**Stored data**

*****

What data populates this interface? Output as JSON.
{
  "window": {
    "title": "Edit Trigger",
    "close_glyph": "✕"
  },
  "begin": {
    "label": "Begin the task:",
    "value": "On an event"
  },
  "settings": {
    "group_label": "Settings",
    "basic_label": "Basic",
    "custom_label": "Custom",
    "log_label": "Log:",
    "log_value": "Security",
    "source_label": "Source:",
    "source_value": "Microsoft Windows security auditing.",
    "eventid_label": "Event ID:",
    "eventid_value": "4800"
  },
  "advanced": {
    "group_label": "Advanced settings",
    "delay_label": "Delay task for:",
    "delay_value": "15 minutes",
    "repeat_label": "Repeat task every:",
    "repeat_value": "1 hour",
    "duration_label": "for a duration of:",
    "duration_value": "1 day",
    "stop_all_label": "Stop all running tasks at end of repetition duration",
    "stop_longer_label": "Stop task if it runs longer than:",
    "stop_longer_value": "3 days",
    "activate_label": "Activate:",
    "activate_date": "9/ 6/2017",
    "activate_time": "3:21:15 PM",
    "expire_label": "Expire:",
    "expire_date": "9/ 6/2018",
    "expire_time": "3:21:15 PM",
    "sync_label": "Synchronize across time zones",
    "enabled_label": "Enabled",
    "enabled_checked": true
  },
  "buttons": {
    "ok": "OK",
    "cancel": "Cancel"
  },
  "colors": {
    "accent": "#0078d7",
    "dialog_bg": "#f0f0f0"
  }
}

*****

**Direction**
Take the lines above and retype all of them exactly.

**Task solution**
What data populates this interface? Output as JSON.
{
  "window": {
    "title": "Edit Trigger",
    "close_glyph": "✕"
  },
  "begin": {
    "label": "Begin the task:",
    "value": "On an event"
  },
  "settings": {
    "group_label": "Settings",
    "basic_label": "Basic",
    "custom_label": "Custom",
    "log_label": "Log:",
    "log_value": "Security",
    "source_label": "Source:",
    "source_value": "Microsoft Windows security auditing.",
    "eventid_label": "Event ID:",
    "eventid_value": "4800"
  },
  "advanced": {
    "group_label": "Advanced settings",
    "delay_label": "Delay task for:",
    "delay_value": "15 minutes",
    "repeat_label": "Repeat task every:",
    "repeat_value": "1 hour",
    "duration_label": "for a duration of:",
    "duration_value": "1 day",
    "stop_all_label": "Stop all running tasks at end of repetition duration",
    "stop_longer_label": "Stop task if it runs longer than:",
    "stop_longer_value": "3 days",
    "activate_label": "Activate:",
    "activate_date": "9/ 6/2017",
    "activate_time": "3:21:15 PM",
    "expire_label": "Expire:",
    "expire_date": "9/ 6/2018",
    "expire_time": "3:21:15 PM",
    "sync_label": "Synchronize across time zones",
    "enabled_label": "Enabled",
    "enabled_checked": true
  },
  "buttons": {
    "ok": "OK",
    "cancel": "Cancel"
  },
  "colors": {
    "accent": "#0078d7",
    "dialog_bg": "#f0f0f0"
  }
}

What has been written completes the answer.